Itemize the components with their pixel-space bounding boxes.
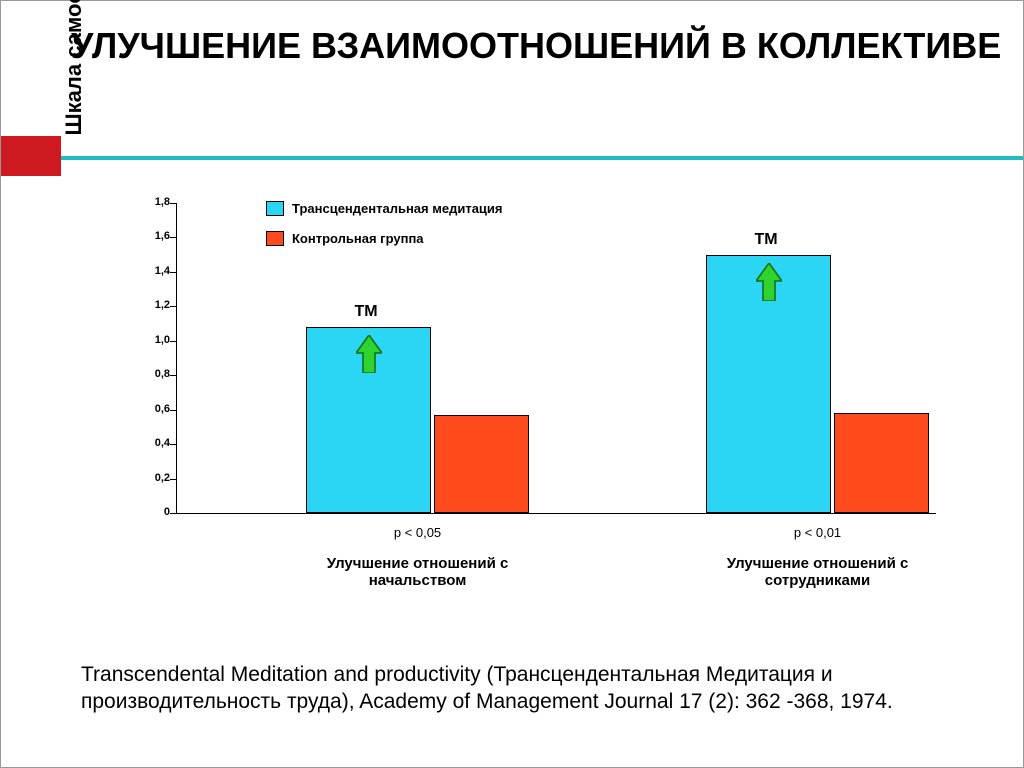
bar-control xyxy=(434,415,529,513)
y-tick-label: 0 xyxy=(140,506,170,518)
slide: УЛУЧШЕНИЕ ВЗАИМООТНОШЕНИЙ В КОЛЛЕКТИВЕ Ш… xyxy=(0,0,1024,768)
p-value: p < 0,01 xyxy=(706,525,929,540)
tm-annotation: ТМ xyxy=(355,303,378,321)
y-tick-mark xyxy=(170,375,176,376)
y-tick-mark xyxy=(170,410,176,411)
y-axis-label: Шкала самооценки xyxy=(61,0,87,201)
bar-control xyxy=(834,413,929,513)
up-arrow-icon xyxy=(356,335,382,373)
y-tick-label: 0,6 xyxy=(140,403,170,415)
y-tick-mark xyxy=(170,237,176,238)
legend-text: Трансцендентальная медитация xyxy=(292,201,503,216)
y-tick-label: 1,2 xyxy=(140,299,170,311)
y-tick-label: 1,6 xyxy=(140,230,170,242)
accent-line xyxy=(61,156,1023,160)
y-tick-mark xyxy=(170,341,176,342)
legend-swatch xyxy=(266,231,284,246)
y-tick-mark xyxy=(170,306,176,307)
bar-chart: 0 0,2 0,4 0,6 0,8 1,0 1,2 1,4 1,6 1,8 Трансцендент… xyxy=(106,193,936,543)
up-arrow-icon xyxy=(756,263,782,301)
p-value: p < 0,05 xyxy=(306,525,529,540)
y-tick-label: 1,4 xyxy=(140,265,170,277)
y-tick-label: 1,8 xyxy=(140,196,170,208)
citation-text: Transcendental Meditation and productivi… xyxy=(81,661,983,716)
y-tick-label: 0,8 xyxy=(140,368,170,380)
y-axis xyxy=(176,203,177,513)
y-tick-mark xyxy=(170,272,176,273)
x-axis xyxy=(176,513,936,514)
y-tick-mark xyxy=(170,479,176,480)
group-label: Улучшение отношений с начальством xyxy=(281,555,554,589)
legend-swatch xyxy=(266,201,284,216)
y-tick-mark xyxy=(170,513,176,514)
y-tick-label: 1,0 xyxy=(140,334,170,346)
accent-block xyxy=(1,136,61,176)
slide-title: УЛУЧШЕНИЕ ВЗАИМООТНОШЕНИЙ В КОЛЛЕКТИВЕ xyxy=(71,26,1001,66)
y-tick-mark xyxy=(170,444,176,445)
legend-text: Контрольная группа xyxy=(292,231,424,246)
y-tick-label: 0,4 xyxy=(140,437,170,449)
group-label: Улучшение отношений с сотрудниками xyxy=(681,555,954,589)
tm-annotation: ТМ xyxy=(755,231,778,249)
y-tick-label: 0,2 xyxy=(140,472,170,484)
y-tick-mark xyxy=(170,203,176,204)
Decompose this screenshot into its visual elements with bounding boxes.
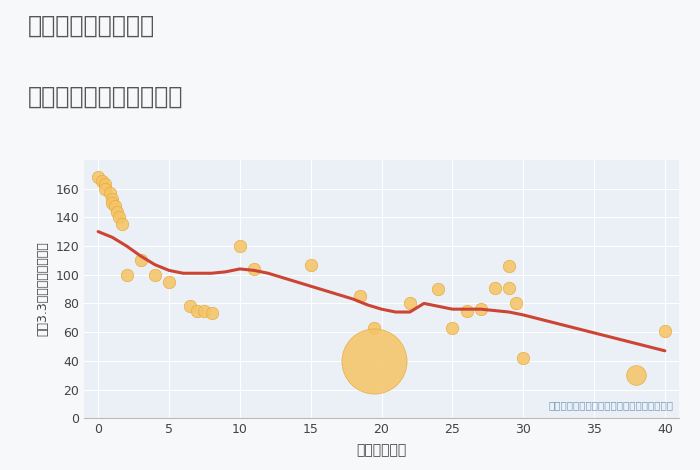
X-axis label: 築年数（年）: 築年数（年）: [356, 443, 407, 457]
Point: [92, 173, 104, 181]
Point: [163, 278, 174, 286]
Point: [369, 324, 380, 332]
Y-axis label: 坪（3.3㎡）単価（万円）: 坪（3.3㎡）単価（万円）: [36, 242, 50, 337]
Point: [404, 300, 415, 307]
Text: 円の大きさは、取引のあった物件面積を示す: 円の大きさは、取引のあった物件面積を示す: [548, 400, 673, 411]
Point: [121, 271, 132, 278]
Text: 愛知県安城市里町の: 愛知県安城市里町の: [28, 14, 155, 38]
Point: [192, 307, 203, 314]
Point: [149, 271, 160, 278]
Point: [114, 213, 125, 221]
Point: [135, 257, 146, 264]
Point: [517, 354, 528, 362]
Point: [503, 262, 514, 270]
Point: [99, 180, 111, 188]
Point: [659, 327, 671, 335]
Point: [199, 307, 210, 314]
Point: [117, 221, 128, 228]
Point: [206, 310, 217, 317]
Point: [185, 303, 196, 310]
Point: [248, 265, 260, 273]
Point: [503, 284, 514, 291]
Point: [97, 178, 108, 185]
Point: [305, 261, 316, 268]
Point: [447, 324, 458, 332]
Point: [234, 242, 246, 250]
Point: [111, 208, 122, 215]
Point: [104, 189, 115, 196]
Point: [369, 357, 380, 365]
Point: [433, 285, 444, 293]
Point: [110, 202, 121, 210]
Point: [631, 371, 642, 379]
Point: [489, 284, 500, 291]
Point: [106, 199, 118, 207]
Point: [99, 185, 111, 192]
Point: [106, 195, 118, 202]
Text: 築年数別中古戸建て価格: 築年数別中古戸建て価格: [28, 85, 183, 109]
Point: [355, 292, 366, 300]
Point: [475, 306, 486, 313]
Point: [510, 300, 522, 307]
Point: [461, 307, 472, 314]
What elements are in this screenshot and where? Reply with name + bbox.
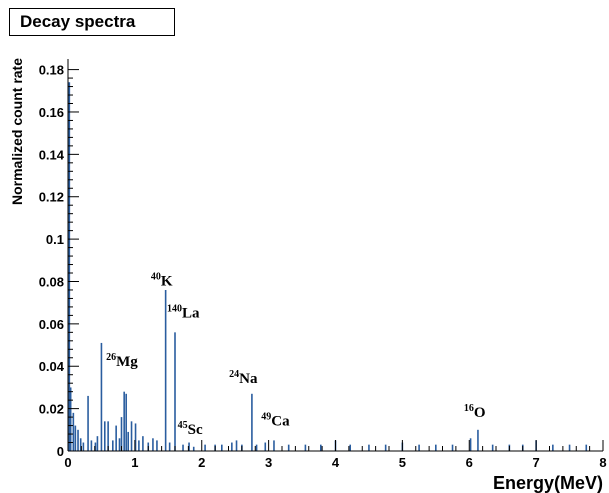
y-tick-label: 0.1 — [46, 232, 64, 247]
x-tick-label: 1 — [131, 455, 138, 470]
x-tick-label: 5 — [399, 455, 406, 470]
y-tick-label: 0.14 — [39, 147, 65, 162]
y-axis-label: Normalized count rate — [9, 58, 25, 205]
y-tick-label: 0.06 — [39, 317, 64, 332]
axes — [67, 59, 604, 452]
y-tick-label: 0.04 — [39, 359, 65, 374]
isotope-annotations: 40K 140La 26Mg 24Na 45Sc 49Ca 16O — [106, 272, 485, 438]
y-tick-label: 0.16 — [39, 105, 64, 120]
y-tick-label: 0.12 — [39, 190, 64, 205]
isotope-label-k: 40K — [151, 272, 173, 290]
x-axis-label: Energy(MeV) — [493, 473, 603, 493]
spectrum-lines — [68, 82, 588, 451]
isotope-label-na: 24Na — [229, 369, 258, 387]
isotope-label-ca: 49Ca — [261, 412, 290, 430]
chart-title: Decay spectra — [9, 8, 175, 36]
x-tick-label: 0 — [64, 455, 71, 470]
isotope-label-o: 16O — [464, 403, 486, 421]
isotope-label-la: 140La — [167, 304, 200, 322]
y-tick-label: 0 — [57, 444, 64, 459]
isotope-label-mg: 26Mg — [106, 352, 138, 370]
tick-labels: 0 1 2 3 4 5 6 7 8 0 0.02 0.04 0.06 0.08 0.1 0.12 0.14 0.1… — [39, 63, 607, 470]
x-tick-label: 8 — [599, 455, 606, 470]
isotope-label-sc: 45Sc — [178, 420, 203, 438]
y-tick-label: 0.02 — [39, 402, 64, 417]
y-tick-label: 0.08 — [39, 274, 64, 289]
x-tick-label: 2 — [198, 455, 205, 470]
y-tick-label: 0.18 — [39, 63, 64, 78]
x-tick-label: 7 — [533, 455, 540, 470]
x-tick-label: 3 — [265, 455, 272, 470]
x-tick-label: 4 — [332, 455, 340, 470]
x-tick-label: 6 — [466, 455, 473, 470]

- Work to be completed -
Please convert the listing above into a Markdown table with the columns Row and Line, numbering each non-blank line of the listing and leaving blank lines out. Leave out the pictures.

- Exercise output -
| Row | Line |
|---|---|
| 1 | Itemize the components with their pixel-space bounding boxes. |
| 2 | bar-control xyxy=(434,415,529,513) |
| 3 | y-tick-label: 0 xyxy=(140,506,170,518) |
| 4 | slide: УЛУЧШЕНИЕ ВЗАИМООТНОШЕНИЙ В КОЛЛЕКТИВЕ Ш… xyxy=(0,0,1024,768) |
| 5 | p-value: p < 0,01 xyxy=(706,525,929,540) |
| 6 | tm-annotation: ТМ xyxy=(355,303,378,321) |
| 7 | y-tick-mark xyxy=(170,375,176,376) |
| 8 | y-tick-mark xyxy=(170,410,176,411) |
| 9 | y-axis-label: Шкала самооценки xyxy=(61,0,87,201) |
| 10 | bar-control xyxy=(834,413,929,513) |
| 11 | up-arrow-icon xyxy=(356,335,382,373) |
| 12 | y-tick-label: 0,6 xyxy=(140,403,170,415) |
| 13 | y-tick-mark xyxy=(170,237,176,238) |
| 14 | legend-text: Трансцендентальная медитация xyxy=(292,201,503,216) |
| 15 | y-tick-label: 1,2 xyxy=(140,299,170,311) |
| 16 | y-tick-label: 1,6 xyxy=(140,230,170,242) |
| 17 | accent-line xyxy=(61,156,1023,160) |
| 18 | y-tick-mark xyxy=(170,341,176,342) |
| 19 | legend-swatch xyxy=(266,231,284,246) |
| 20 | y-tick-mark xyxy=(170,306,176,307) |
| 21 | bar-chart: 0 0,2 0,4 0,6 0,8 1,0 1,2 1,4 1,6 1,8 Трансцендент… xyxy=(106,193,936,543) |
| 22 | up-arrow-icon xyxy=(756,263,782,301) |
| 23 | p-value: p < 0,05 xyxy=(306,525,529,540) |
| 24 | y-tick-label: 1,4 xyxy=(140,265,170,277) |
| 25 | y-tick-label: 1,8 xyxy=(140,196,170,208) |
| 26 | citation-text: Transcendental Meditation and productivi… xyxy=(81,661,983,716) |
| 27 | y-tick-label: 0,8 xyxy=(140,368,170,380) |
| 28 | y-axis xyxy=(176,203,177,513) |
| 29 | y-tick-mark xyxy=(170,272,176,273) |
| 30 | x-axis xyxy=(176,513,936,514) |
| 31 | y-tick-mark xyxy=(170,479,176,480) |
| 32 | group-label: Улучшение отношений с начальством xyxy=(281,555,554,589) |
| 33 | legend-swatch xyxy=(266,201,284,216) |
| 34 | y-tick-mark xyxy=(170,513,176,514) |
| 35 | y-tick-label: 1,0 xyxy=(140,334,170,346) |
| 36 | accent-block xyxy=(1,136,61,176) |
| 37 | slide-title: УЛУЧШЕНИЕ ВЗАИМООТНОШЕНИЙ В КОЛЛЕКТИВЕ xyxy=(71,26,1001,66) |
| 38 | y-tick-mark xyxy=(170,444,176,445) |
| 39 | legend-text: Контрольная группа xyxy=(292,231,424,246) |
| 40 | y-tick-label: 0,4 xyxy=(140,437,170,449) |
| 41 | group-label: Улучшение отношений с сотрудниками xyxy=(681,555,954,589) |
| 42 | tm-annotation: ТМ xyxy=(755,231,778,249) |
| 43 | y-tick-label: 0,2 xyxy=(140,472,170,484) |
| 44 | y-tick-mark xyxy=(170,203,176,204) |
| 45 | Decompose this screenshot into its visual elements with bounding boxes. |
| 46 | X-axis label: 築年数（年）: 築年数（年）: [356, 443, 407, 457] |
| 47 | Point: [92, 173, 104, 181] |
| 48 | Point: [163, 278, 174, 286] |
| 49 | Point: [369, 324, 380, 332] |
| 50 | Y-axis label: 坪（3.3㎡）単価（万円）: 坪（3.3㎡）単価（万円）: [36, 242, 50, 337] |
| 51 | Point: [404, 300, 415, 307] |
| 52 | Text: 円の大きさは、取引のあった物件面積を示す: 円の大きさは、取引のあった物件面積を示す: [548, 400, 673, 411] |
| 53 | Point: [121, 271, 132, 278] |
| 54 | Text: 愛知県安城市里町の: 愛知県安城市里町の: [28, 14, 155, 38] |
| 55 | Point: [192, 307, 203, 314] |
| 56 | Point: [149, 271, 160, 278] |
| 57 | Point: [114, 213, 125, 221] |
| 58 | Point: [135, 257, 146, 264] |
| 59 | Point: [517, 354, 528, 362] |
| 60 | Point: [503, 262, 514, 270] |
| 61 | Point: [99, 180, 111, 188] |
| 62 | Point: [659, 327, 671, 335] |
| 63 | Point: [199, 307, 210, 314] |
| 64 | Point: [117, 221, 128, 228] |
| 65 | Point: [206, 310, 217, 317] |
| 66 | Point: [185, 303, 196, 310] |
| 67 | Point: [248, 265, 260, 273] |
| 68 | Point: [503, 284, 514, 291] |
| 69 | Point: [97, 178, 108, 185] |
| 70 | Point: [305, 261, 316, 268] |
| 71 | Point: [447, 324, 458, 332] |
| 72 | Point: [234, 242, 246, 250] |
| 73 | Point: [111, 208, 122, 215] |
| 74 | Point: [104, 189, 115, 196] |
| 75 | Point: [369, 357, 380, 365] |
| 76 | Point: [433, 285, 444, 293] |
| 77 | Point: [110, 202, 121, 210] |
| 78 | Point: [631, 371, 642, 379] |
| 79 | Point: [489, 284, 500, 291] |
| 80 | Point: [106, 199, 118, 207] |
| 81 | Point: [99, 185, 111, 192] |
| 82 | Point: [106, 195, 118, 202] |
| 83 | Text: 築年数別中古戸建て価格: 築年数別中古戸建て価格: [28, 85, 183, 109] |
| 84 | Point: [355, 292, 366, 300] |
| 85 | Point: [475, 306, 486, 313] |
| 86 | Point: [510, 300, 522, 307] |
| 87 | Point: [461, 307, 472, 314] |
| 88 | What elements are in this screenshot and where? Reply with name + bbox. |
| 89 | y-tick-label: 0.1 — [46, 232, 64, 247] |
| 90 | x-tick-label: 1 — [131, 455, 138, 470] |
| 91 | x-tick-label: 5 — [399, 455, 406, 470] |
| 92 | y-tick-label: 0.14 — [39, 147, 65, 162] |
| 93 | y-axis-label: Normalized count rate — [9, 58, 25, 205] |
| 94 | y-tick-label: 0.06 — [39, 317, 64, 332] |
| 95 | axes — [67, 59, 604, 452] |
| 96 | y-tick-label: 0.04 — [39, 359, 65, 374] |
| 97 | isotope-annotations: 40K 140La 26Mg 24Na 45Sc 49Ca 16O — [106, 272, 485, 438] |
| 98 | y-tick-label: 0.16 — [39, 105, 64, 120] |
| 99 | y-tick-label: 0.12 — [39, 190, 64, 205] |
| 100 | isotope-label-k: 40K — [151, 272, 173, 290] |
| 101 | x-axis-label: Energy(MeV) — [493, 473, 603, 493] |
| 102 | spectrum-lines — [68, 82, 588, 451] |
| 103 | isotope-label-na: 24Na — [229, 369, 258, 387] |
| 104 | isotope-label-ca: 49Ca — [261, 412, 290, 430] |
| 105 | chart-title: Decay spectra — [9, 8, 175, 36] |
| 106 | x-tick-label: 0 — [64, 455, 71, 470] |
| 107 | isotope-label-o: 16O — [464, 403, 486, 421] |
| 108 | isotope-label-la: 140La — [167, 304, 200, 322] |
| 109 | y-tick-label: 0 — [57, 444, 64, 459] |
| 110 | isotope-label-mg: 26Mg — [106, 352, 138, 370] |
| 111 | tick-labels: 0 1 2 3 4 5 6 7 8 0 0.02 0.04 0.06 0.08 0.1 0.12 0.14 0.1… — [39, 63, 607, 470] |
| 112 | x-tick-label: 8 — [599, 455, 606, 470] |
| 113 | isotope-label-sc: 45Sc — [178, 420, 203, 438] |
| 114 | y-tick-label: 0.02 — [39, 402, 64, 417] |
| 115 | y-tick-label: 0.08 — [39, 274, 64, 289] |
| 116 | x-tick-label: 2 — [198, 455, 205, 470] |
| 117 | y-tick-label: 0.18 — [39, 63, 64, 78] |
| 118 | x-tick-label: 7 — [533, 455, 540, 470] |
| 119 | x-tick-label: 3 — [265, 455, 272, 470] |
| 120 | x-tick-label: 4 — [332, 455, 340, 470] |
| 121 | x-tick-label: 6 — [466, 455, 473, 470] |